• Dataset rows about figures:
******

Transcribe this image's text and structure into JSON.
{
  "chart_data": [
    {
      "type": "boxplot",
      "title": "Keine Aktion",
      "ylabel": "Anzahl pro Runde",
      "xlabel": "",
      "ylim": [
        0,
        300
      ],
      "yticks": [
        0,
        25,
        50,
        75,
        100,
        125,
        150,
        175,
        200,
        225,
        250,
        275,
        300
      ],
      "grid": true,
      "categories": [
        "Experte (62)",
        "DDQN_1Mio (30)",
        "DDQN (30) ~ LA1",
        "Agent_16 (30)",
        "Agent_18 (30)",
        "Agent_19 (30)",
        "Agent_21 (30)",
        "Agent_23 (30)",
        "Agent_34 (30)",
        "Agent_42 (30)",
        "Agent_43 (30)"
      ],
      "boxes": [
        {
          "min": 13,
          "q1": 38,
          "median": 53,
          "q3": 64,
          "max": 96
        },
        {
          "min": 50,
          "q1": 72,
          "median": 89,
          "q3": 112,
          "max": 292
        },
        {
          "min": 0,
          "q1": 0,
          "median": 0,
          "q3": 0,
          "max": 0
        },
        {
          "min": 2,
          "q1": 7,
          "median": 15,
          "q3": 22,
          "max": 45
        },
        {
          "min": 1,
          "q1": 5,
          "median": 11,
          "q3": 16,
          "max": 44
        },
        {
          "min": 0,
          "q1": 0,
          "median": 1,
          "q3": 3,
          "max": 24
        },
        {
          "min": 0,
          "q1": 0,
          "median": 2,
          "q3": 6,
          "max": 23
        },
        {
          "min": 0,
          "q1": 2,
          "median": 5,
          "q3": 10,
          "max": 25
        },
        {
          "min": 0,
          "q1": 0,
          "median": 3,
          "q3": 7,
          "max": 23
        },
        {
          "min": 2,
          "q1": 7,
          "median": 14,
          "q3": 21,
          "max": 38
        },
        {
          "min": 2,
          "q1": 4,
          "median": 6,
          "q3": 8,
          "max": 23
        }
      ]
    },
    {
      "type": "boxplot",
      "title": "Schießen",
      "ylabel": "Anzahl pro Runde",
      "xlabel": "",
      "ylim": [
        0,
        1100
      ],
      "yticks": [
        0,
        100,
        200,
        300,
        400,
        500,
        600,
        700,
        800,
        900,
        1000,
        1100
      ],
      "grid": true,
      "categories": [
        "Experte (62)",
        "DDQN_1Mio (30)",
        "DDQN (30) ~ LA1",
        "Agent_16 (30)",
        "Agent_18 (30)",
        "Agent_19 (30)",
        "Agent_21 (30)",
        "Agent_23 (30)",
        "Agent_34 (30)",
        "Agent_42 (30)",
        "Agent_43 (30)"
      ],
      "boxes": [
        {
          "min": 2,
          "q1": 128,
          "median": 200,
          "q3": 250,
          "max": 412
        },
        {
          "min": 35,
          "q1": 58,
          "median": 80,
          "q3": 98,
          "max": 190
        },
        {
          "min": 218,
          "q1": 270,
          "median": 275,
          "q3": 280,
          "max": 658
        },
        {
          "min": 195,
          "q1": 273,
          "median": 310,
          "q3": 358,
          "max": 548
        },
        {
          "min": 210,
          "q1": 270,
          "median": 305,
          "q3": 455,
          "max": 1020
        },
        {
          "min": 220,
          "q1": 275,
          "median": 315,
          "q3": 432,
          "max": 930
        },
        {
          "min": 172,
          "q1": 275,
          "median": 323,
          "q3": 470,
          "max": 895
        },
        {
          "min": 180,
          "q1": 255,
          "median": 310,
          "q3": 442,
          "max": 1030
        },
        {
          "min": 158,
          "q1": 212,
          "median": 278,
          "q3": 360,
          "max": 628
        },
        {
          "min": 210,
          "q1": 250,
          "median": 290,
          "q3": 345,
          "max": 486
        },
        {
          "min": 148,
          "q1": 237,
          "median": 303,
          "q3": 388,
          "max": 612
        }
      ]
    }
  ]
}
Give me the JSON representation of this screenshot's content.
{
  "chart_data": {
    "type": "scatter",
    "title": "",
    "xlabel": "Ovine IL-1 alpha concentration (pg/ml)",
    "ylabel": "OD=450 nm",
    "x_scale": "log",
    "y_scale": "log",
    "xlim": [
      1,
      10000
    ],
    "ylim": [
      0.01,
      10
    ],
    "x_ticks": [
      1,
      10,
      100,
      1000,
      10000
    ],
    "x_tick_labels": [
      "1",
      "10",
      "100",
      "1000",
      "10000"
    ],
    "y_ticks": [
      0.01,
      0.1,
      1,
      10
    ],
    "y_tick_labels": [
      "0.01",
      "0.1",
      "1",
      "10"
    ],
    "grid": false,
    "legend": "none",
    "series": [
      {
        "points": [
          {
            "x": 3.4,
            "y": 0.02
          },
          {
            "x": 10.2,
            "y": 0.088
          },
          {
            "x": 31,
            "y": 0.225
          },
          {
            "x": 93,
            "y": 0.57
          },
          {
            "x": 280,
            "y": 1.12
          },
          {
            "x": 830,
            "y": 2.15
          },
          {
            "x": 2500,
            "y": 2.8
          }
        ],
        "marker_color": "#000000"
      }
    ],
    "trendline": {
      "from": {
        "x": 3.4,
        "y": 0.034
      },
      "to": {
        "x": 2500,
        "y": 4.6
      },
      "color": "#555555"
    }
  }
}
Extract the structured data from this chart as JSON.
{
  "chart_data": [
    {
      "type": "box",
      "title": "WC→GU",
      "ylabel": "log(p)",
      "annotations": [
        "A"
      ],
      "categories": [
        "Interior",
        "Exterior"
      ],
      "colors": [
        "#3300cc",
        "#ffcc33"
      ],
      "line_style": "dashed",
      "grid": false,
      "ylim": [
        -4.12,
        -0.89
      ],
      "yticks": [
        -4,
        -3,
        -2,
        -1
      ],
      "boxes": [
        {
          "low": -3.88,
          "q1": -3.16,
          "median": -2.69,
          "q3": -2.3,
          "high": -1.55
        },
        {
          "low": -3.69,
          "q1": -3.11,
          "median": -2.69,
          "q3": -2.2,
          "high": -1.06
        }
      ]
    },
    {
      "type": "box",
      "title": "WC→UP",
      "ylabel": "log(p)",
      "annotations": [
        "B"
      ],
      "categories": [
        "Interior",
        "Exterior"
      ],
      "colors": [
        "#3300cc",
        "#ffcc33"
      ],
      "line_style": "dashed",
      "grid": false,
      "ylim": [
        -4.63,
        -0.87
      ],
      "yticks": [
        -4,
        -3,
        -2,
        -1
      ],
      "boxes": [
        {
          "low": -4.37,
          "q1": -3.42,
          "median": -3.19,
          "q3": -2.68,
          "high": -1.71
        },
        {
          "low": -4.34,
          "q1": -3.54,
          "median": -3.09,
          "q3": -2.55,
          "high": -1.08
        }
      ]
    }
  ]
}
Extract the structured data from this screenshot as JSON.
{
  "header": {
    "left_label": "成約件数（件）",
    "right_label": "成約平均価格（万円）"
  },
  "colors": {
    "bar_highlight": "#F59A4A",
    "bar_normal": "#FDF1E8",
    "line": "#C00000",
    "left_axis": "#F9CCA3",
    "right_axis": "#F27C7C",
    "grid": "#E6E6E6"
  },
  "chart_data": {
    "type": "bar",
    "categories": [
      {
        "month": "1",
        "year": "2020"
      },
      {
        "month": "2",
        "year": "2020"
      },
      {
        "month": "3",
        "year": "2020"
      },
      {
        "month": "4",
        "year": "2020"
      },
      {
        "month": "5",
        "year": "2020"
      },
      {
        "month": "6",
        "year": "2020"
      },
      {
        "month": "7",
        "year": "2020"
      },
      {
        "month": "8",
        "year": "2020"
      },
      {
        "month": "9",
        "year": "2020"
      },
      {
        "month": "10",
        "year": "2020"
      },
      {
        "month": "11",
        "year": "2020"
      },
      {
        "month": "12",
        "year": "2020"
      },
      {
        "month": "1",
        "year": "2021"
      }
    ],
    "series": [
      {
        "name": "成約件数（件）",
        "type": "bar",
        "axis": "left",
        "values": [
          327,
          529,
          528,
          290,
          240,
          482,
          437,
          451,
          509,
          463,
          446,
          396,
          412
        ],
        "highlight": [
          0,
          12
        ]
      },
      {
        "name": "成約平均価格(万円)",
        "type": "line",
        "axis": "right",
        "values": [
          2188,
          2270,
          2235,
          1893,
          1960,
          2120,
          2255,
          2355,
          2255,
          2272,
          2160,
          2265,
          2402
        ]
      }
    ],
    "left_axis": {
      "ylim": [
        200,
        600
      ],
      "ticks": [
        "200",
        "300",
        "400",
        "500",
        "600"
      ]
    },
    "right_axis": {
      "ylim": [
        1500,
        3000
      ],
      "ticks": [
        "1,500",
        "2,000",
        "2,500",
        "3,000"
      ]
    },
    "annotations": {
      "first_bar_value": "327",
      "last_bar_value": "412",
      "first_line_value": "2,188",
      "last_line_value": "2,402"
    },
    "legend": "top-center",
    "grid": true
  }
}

******

• TO DO: Identify the lines of the entries containing the string "title". Copy each such line.

• RESULT OF THE TASK:
      "title": "Keine Aktion",
      "title": "Schießen",
    "title": "",
      "title": "WC→GU",
      "title": "WC→UP",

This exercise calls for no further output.